■ WHAT THIS TASK INVOLVES ■
How many of the lines below contain "plantor"? Answer with that number alone.

■ EXTRACTED RECORDS ■

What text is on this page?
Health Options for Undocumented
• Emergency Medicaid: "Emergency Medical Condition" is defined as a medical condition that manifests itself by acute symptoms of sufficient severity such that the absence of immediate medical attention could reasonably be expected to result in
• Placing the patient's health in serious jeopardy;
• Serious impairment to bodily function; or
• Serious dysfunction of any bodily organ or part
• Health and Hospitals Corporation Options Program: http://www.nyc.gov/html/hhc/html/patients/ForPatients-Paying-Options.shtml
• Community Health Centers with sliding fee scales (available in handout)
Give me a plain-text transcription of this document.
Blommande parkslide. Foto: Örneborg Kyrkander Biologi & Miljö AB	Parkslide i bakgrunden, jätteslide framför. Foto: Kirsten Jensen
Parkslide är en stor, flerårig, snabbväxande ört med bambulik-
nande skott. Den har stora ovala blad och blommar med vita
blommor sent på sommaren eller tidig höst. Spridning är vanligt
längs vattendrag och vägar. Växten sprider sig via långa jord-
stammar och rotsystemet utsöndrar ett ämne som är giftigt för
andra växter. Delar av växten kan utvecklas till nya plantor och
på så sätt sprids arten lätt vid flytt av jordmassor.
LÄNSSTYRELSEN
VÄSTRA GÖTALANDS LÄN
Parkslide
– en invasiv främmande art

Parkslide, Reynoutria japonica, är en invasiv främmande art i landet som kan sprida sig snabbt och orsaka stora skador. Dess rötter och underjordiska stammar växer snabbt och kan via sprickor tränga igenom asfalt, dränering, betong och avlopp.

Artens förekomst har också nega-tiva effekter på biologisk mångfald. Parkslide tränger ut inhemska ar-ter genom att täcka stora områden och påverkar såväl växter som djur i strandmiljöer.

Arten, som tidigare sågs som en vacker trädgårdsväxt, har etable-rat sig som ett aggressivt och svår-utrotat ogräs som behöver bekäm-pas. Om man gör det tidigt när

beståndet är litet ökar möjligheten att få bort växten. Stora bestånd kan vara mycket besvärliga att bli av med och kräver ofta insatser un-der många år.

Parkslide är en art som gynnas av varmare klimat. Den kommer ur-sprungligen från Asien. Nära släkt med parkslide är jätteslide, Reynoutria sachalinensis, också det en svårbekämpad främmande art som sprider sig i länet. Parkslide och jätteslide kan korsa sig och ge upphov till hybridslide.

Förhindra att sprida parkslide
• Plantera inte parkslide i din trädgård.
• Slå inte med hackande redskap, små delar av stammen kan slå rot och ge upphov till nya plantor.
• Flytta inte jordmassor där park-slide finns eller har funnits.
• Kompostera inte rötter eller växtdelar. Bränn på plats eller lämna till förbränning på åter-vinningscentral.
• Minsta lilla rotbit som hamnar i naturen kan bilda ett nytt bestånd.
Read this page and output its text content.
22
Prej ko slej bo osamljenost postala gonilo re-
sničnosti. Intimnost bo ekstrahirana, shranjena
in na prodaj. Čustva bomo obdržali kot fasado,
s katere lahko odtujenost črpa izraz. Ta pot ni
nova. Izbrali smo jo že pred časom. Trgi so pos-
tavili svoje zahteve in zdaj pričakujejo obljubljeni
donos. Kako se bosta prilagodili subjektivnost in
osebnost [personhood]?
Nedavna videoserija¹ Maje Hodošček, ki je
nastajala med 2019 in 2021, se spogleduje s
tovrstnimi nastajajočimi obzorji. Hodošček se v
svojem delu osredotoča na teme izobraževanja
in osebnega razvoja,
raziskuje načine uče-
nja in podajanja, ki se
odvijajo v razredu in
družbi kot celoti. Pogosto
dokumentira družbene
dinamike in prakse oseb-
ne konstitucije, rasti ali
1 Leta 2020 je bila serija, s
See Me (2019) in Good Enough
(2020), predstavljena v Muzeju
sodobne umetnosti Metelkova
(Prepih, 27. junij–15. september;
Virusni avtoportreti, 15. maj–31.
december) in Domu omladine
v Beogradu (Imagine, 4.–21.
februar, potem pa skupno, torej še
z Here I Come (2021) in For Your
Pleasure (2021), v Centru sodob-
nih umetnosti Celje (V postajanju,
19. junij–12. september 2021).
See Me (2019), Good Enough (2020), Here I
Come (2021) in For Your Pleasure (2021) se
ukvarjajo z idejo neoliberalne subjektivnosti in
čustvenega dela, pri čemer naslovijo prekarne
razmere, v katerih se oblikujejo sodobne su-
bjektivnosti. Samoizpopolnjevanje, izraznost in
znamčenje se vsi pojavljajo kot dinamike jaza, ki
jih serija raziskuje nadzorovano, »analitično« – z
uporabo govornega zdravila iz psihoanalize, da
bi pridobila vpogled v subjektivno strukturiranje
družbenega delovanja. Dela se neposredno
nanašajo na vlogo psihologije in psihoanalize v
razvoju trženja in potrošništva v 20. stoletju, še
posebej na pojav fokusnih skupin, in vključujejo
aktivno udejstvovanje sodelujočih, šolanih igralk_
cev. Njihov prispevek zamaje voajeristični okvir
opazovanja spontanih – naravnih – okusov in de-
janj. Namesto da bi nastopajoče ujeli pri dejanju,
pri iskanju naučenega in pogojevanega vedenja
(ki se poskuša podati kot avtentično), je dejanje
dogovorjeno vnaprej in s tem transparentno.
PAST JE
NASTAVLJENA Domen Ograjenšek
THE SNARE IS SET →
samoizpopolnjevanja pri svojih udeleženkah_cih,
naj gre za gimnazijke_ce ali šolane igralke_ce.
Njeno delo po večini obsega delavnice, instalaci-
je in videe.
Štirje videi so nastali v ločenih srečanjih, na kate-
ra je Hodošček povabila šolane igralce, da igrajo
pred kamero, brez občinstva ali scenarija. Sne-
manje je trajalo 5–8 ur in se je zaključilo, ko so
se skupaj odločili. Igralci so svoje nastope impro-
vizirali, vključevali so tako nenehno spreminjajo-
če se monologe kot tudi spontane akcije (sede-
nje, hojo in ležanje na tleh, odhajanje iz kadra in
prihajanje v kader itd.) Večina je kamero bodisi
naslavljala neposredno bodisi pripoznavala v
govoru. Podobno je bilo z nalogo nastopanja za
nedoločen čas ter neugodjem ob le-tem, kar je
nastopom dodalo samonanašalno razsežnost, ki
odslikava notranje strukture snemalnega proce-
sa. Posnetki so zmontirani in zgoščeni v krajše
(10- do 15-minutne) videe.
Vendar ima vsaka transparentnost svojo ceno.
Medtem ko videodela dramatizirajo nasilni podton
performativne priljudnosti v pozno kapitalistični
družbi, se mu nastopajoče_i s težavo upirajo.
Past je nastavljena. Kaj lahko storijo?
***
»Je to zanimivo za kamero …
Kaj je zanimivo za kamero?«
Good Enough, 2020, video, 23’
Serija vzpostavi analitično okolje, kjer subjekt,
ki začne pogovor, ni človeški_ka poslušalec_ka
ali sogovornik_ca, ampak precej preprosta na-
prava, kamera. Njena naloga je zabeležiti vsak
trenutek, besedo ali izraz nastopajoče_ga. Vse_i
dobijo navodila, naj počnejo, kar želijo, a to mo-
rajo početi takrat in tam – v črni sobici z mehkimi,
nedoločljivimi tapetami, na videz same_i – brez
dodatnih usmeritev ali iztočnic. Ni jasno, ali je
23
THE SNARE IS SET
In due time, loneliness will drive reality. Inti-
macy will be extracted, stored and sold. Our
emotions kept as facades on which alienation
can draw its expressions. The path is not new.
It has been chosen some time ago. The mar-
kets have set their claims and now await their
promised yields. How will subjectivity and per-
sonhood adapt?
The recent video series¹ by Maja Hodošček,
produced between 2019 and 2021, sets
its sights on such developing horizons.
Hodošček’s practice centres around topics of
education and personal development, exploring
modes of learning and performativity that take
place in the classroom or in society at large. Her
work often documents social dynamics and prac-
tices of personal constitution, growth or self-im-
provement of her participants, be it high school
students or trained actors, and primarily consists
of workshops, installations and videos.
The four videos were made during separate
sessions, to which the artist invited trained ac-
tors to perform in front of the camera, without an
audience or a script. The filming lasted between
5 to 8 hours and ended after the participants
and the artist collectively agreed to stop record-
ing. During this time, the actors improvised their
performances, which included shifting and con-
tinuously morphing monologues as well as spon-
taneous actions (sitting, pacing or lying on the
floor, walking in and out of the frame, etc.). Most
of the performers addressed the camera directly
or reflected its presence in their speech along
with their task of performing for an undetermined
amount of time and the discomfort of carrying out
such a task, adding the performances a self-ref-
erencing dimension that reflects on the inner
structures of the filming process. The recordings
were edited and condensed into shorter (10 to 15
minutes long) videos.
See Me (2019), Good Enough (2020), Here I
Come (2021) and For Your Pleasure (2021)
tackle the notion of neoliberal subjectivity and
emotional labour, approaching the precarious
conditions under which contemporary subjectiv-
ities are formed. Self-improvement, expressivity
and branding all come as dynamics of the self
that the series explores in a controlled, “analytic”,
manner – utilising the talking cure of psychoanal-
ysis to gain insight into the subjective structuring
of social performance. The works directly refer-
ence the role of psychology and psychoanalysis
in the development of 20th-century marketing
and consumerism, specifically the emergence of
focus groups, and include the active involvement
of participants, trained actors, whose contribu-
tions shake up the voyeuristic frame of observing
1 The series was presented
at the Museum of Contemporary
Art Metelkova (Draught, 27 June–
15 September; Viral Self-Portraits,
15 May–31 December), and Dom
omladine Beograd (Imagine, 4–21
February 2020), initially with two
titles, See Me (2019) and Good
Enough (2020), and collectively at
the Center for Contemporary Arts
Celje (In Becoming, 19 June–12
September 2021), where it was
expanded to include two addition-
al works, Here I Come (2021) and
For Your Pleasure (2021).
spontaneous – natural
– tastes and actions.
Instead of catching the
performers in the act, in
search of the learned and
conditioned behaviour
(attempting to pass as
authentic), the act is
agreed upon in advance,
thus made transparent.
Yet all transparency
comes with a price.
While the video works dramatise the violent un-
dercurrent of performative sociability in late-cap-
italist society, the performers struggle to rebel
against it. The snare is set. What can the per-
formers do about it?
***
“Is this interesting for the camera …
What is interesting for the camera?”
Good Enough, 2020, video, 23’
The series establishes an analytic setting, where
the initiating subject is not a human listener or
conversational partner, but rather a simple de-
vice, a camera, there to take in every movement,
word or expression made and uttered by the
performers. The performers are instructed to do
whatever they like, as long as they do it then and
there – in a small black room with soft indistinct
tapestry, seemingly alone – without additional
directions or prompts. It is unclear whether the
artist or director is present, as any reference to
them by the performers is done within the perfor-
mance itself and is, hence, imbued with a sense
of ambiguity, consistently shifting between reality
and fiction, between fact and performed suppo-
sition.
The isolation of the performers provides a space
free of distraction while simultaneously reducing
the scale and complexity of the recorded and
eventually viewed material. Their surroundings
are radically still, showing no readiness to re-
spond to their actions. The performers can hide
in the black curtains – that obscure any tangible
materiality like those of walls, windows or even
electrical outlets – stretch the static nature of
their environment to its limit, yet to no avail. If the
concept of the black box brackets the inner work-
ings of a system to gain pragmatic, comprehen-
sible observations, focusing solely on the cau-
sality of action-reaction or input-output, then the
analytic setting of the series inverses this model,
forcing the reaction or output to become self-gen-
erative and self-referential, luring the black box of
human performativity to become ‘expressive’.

■ RESULT OF THE TASK ■
2